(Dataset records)
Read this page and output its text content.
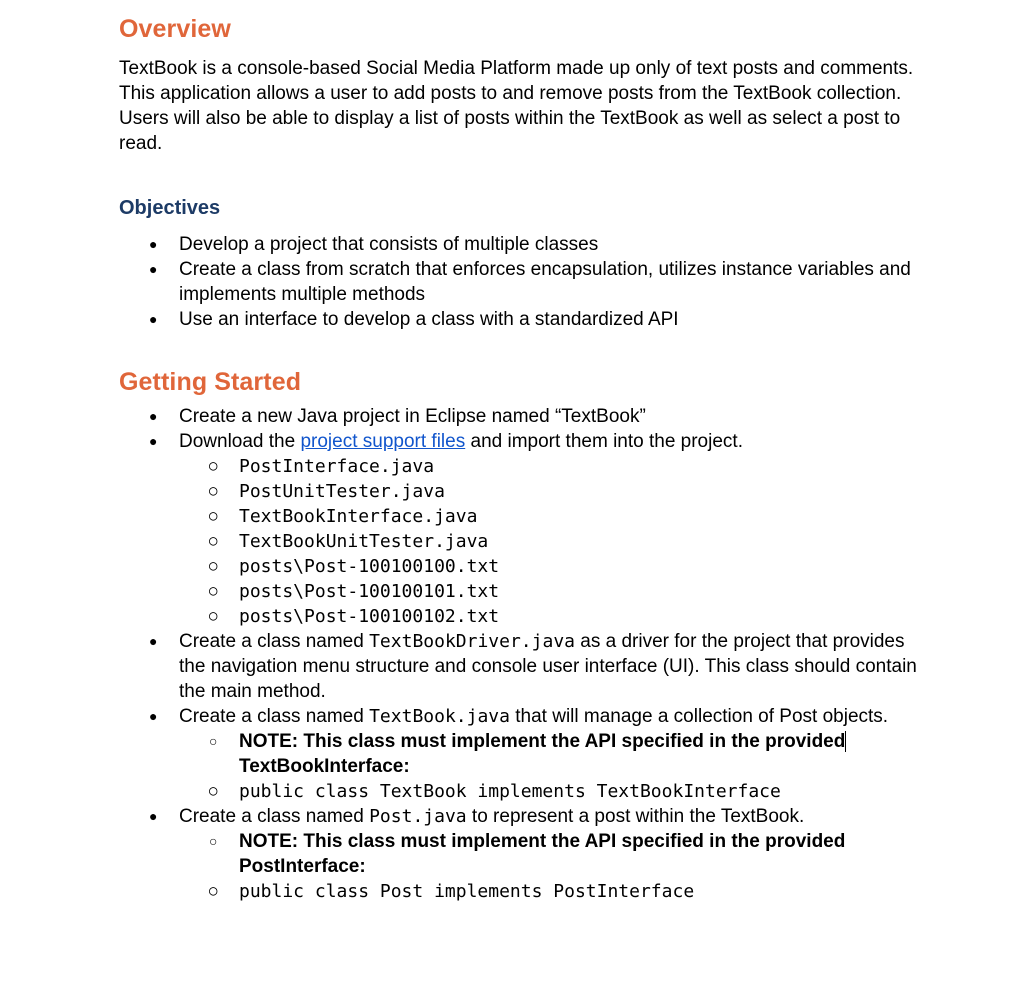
Overview

TextBook is a console-based Social Media Platform made up only of text posts and comments. This application allows a user to add posts to and remove posts from the TextBook collection. Users will also be able to display a list of posts within the TextBook as well as select a post to read.

Objectives
● Develop a project that consists of multiple classes
● Create a class from scratch that enforces encapsulation, utilizes instance variables and implements multiple methods
● Use an interface to develop a class with a standardized API
Getting Started
● Create a new Java project in Eclipse named “TextBook”
● Download the project support files and import them into the project.
○ PostInterface.java
○ PostUnitTester.java
○ TextBookInterface.java
○ TextBookUnitTester.java
○ posts\Post-100100100.txt
○ posts\Post-100100101.txt
○ posts\Post-100100102.txt
● Create a class named TextBookDriver.java as a driver for the project that provides the navigation menu structure and console user interface (UI). This class should contain the main method.
● Create a class named TextBook.java that will manage a collection of Post objects.
○ NOTE: This class must implement the API specified in the provided TextBookInterface:
○ public class TextBook implements TextBookInterface
● Create a class named Post.java to represent a post within the TextBook.
○ NOTE: This class must implement the API specified in the provided PostInterface:
○ public class Post implements PostInterface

▶ **Instructions to follow**: Print the complete listing exactly, apart from any pictures.

▶ **Reply**:
Read this page and output its text content.
Overview

TextBook is a console-based Social Media Platform made up only of text posts and comments. This application allows a user to add posts to and remove posts from the TextBook collection. Users will also be able to display a list of posts within the TextBook as well as select a post to read.

Objectives
● Develop a project that consists of multiple classes
● Create a class from scratch that enforces encapsulation, utilizes instance variables and implements multiple methods
● Use an interface to develop a class with a standardized API
Getting Started
● Create a new Java project in Eclipse named “TextBook”
● Download the project support files and import them into the project.
○ PostInterface.java
○ PostUnitTester.java
○ TextBookInterface.java
○ TextBookUnitTester.java
○ posts\Post-100100100.txt
○ posts\Post-100100101.txt
○ posts\Post-100100102.txt
● Create a class named TextBookDriver.java as a driver for the project that provides the navigation menu structure and console user interface (UI). This class should contain the main method.
● Create a class named TextBook.java that will manage a collection of Post objects.
○ NOTE: This class must implement the API specified in the provided TextBookInterface:
○ public class TextBook implements TextBookInterface
● Create a class named Post.java to represent a post within the TextBook.
○ NOTE: This class must implement the API specified in the provided PostInterface:
○ public class Post implements PostInterface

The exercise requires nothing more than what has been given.